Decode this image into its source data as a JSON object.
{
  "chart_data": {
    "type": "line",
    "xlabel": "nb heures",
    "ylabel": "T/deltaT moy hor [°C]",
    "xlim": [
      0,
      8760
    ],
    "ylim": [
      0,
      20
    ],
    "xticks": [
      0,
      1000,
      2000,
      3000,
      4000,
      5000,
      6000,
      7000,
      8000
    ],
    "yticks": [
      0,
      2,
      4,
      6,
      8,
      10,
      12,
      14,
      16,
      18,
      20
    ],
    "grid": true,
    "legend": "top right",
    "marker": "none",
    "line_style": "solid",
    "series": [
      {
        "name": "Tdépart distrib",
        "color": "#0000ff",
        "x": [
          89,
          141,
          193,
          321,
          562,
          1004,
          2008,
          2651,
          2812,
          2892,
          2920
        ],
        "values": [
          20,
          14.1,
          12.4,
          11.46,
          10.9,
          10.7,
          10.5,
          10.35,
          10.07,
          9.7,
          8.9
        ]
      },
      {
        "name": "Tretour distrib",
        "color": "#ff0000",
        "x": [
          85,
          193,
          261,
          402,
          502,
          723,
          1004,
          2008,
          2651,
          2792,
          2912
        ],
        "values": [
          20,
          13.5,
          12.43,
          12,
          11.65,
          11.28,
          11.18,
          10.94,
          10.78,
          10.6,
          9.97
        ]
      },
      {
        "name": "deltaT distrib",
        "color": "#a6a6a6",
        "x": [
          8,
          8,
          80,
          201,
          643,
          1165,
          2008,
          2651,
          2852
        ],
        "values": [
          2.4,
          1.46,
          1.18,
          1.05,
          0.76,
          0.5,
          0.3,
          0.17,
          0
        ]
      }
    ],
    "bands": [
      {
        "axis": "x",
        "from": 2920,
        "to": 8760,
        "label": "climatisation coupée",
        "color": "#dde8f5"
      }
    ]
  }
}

◇ ◇ ◇ ◇ ◇ ◇ ◇

Without changing a word, restate the whole listing.

**Solution for this exercise:**
Decode this image into its source data as a JSON object.
{
  "chart_data": {
    "type": "line",
    "xlabel": "nb heures",
    "ylabel": "T/deltaT moy hor [°C]",
    "xlim": [
      0,
      8760
    ],
    "ylim": [
      0,
      20
    ],
    "xticks": [
      0,
      1000,
      2000,
      3000,
      4000,
      5000,
      6000,
      7000,
      8000
    ],
    "yticks": [
      0,
      2,
      4,
      6,
      8,
      10,
      12,
      14,
      16,
      18,
      20
    ],
    "grid": true,
    "legend": "top right",
    "marker": "none",
    "line_style": "solid",
    "series": [
      {
        "name": "Tdépart distrib",
        "color": "#0000ff",
        "x": [
          89,
          141,
          193,
          321,
          562,
          1004,
          2008,
          2651,
          2812,
          2892,
          2920
        ],
        "values": [
          20,
          14.1,
          12.4,
          11.46,
          10.9,
          10.7,
          10.5,
          10.35,
          10.07,
          9.7,
          8.9
        ]
      },
      {
        "name": "Tretour distrib",
        "color": "#ff0000",
        "x": [
          85,
          193,
          261,
          402,
          502,
          723,
          1004,
          2008,
          2651,
          2792,
          2912
        ],
        "values": [
          20,
          13.5,
          12.43,
          12,
          11.65,
          11.28,
          11.18,
          10.94,
          10.78,
          10.6,
          9.97
        ]
      },
      {
        "name": "deltaT distrib",
        "color": "#a6a6a6",
        "x": [
          8,
          8,
          80,
          201,
          643,
          1165,
          2008,
          2651,
          2852
        ],
        "values": [
          2.4,
          1.46,
          1.18,
          1.05,
          0.76,
          0.5,
          0.3,
          0.17,
          0
        ]
      }
    ],
    "bands": [
      {
        "axis": "x",
        "from": 2920,
        "to": 8760,
        "label": "climatisation coupée",
        "color": "#dde8f5"
      }
    ]
  }
}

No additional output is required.